[Dataset items]

(begin)

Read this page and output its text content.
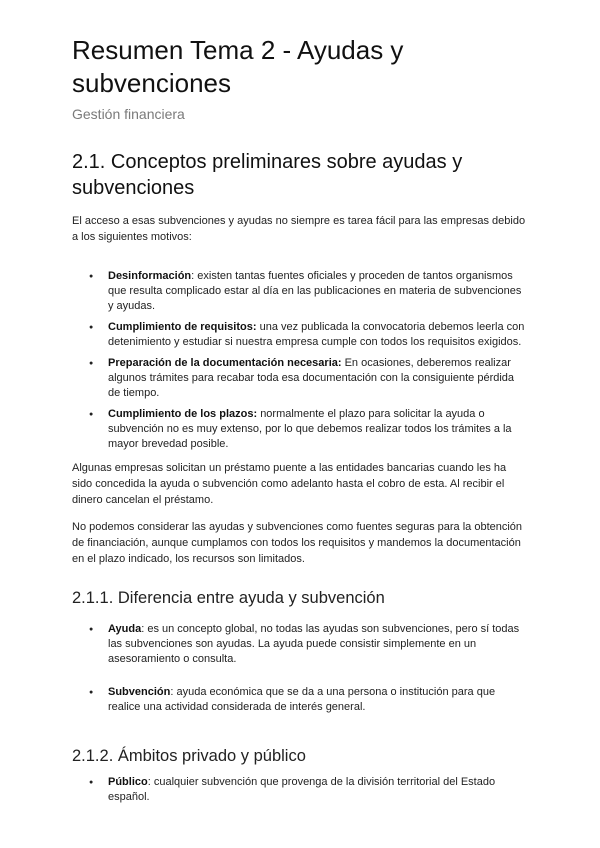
Resumen Tema 2 - Ayudas y subvenciones
Gestión financiera
2.1. Conceptos preliminares sobre ayudas y subvenciones

El acceso a esas subvenciones y ayudas no siempre es tarea fácil para las empresas debido a los siguientes motivos:

● Desinformación: existen tantas fuentes oficiales y proceden de tantos organismos que resulta complicado estar al día en las publicaciones en materia de subvenciones y ayudas.
● Cumplimiento de requisitos: una vez publicada la convocatoria debemos leerla con detenimiento y estudiar si nuestra empresa cumple con todos los requisitos exigidos.
● Preparación de la documentación necesaria: En ocasiones, deberemos realizar algunos trámites para recabar toda esa documentación con la consiguiente pérdida de tiempo.
● Cumplimiento de los plazos: normalmente el plazo para solicitar la ayuda o subvención no es muy extenso, por lo que debemos realizar todos los trámites a la mayor brevedad posible.

Algunas empresas solicitan un préstamo puente a las entidades bancarias cuando les ha sido concedida la ayuda o subvención como adelanto hasta el cobro de esta. Al recibir el dinero cancelan el préstamo.

No podemos considerar las ayudas y subvenciones como fuentes seguras para la obtención de financiación, aunque cumplamos con todos los requisitos y mandemos la documentación en el plazo indicado, los recursos son limitados.

2.1.1. Diferencia entre ayuda y subvención
● Ayuda: es un concepto global, no todas las ayudas son subvenciones, pero sí todas las subvenciones son ayudas. La ayuda puede consistir simplemente en un asesoramiento o consulta.
● Subvención: ayuda económica que se da a una persona o institución para que realice una actividad considerada de interés general.
2.1.2. Ámbitos privado y público
● Público: cualquier subvención que provenga de la división territorial del Estado español.
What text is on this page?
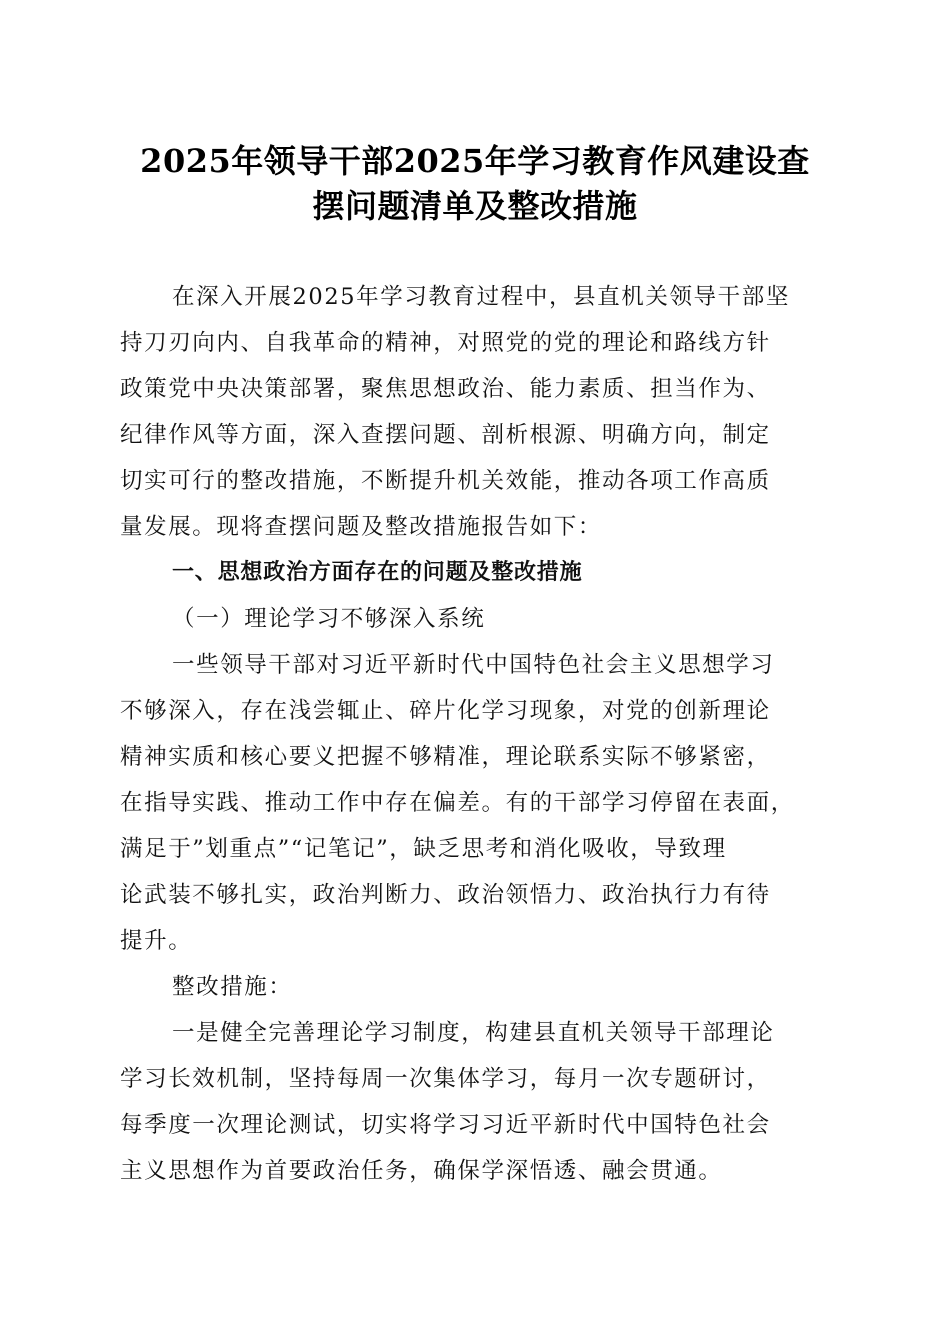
2025年领导干部2025年学习教育作风建设查
摆问题清单及整改措施
在深入开展2025年学习教育过程中，县直机关领导干部坚
持刀刃向内、自我革命的精神，对照党的党的理论和路线方针
政策党中央决策部署，聚焦思想政治、能力素质、担当作为、
纪律作风等方面，深入查摆问题、剖析根源、明确方向，制定
切实可行的整改措施，不断提升机关效能，推动各项工作高质
量发展。现将查摆问题及整改措施报告如下：
一、思想政治方面存在的问题及整改措施
（一）理论学习不够深入系统
一些领导干部对习近平新时代中国特色社会主义思想学习
不够深入，存在浅尝辄止、碎片化学习现象，对党的创新理论
精神实质和核心要义把握不够精准，理论联系实际不够紧密，
在指导实践、推动工作中存在偏差。有的干部学习停留在表面，
满足于”划重点”“记笔记”，缺乏思考和消化吸收，导致理
论武装不够扎实，政治判断力、政治领悟力、政治执行力有待
提升。
整改措施：
一是健全完善理论学习制度，构建县直机关领导干部理论
学习长效机制，坚持每周一次集体学习，每月一次专题研讨，
每季度一次理论测试，切实将学习习近平新时代中国特色社会
主义思想作为首要政治任务，确保学深悟透、融会贯通。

(end)

## Your goal:
State how many lines of the records hold the string "text", and nothing else.

## Task solution:
2